━━━ Records supplied

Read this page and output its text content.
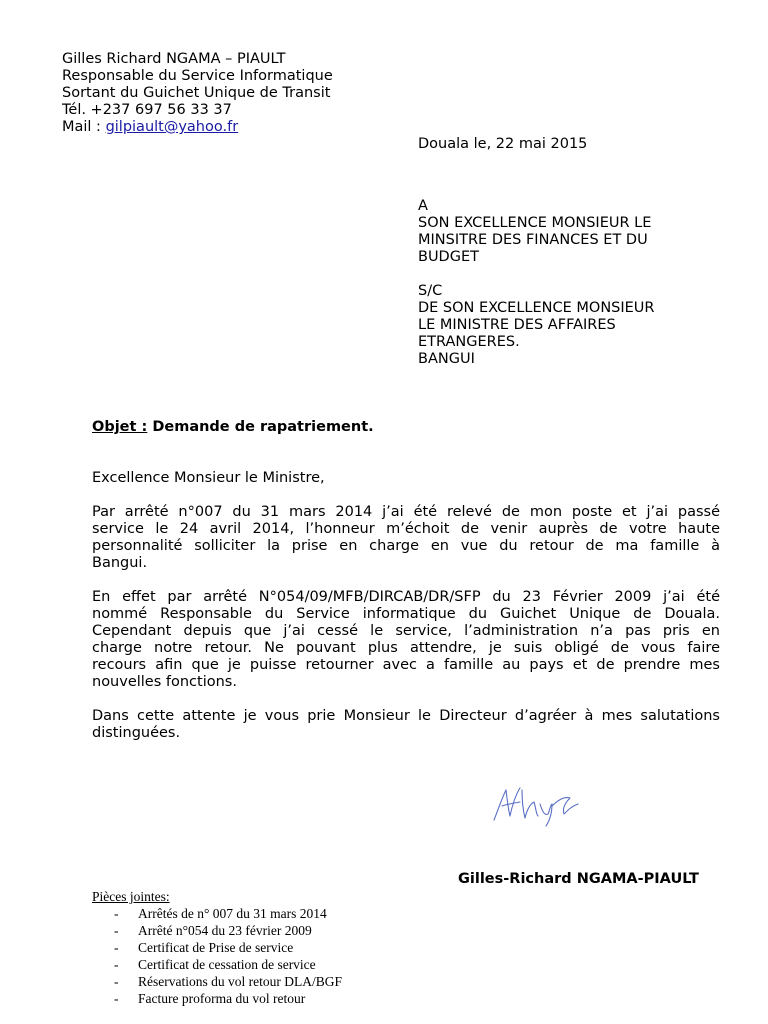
Gilles Richard NGAMA – PIAULT
Responsable du Service Informatique
Sortant du Guichet Unique de Transit
Tél. +237 697 56 33 37
Mail : gilpiault@yahoo.fr
Douala le, 22 mai 2015
A
SON EXCELLENCE MONSIEUR LE
MINSITRE DES FINANCES ET DU
BUDGET
S/C
DE SON EXCELLENCE MONSIEUR
LE MINISTRE DES AFFAIRES
ETRANGERES.
BANGUI
Objet : Demande de rapatriement.

Excellence Monsieur le Ministre,

Par arrêté n°007 du 31 mars 2014 j’ai été relevé de mon poste et j’ai passé
service le 24 avril 2014, l’honneur m’échoit de venir auprès de votre haute
personnalité solliciter la prise en charge en vue du retour de ma famille à
Bangui.

En effet par arrêté N°054/09/MFB/DIRCAB/DR/SFP du 23 Février 2009 j’ai été
nommé Responsable du Service informatique du Guichet Unique de Douala.
Cependant depuis que j’ai cessé le service, l’administration n’a pas pris en
charge notre retour. Ne pouvant plus attendre, je suis obligé de vous faire
recours afin que je puisse retourner avec a famille au pays et de prendre mes
nouvelles fonctions.

Dans cette attente je vous prie Monsieur le Directeur d’agréer à mes salutations
distinguées.

Gilles-Richard NGAMA-PIAULT
Pièces jointes:
-	Arrêtés de n° 007 du 31 mars 2014
-	Arrêté n°054 du 23 février 2009
-	Certificat de Prise de service
-	Certificat de cessation de service
-	Réservations du vol retour DLA/BGF
-	Facture proforma du vol retour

━━━━━━

Prompt
Copy all lines of the listing above that contain the string "mars".

Solution
Par arrêté n°007 du 31 mars 2014 j’ai été relevé de mon poste et j’ai passé
-	Arrêtés de n° 007 du 31 mars 2014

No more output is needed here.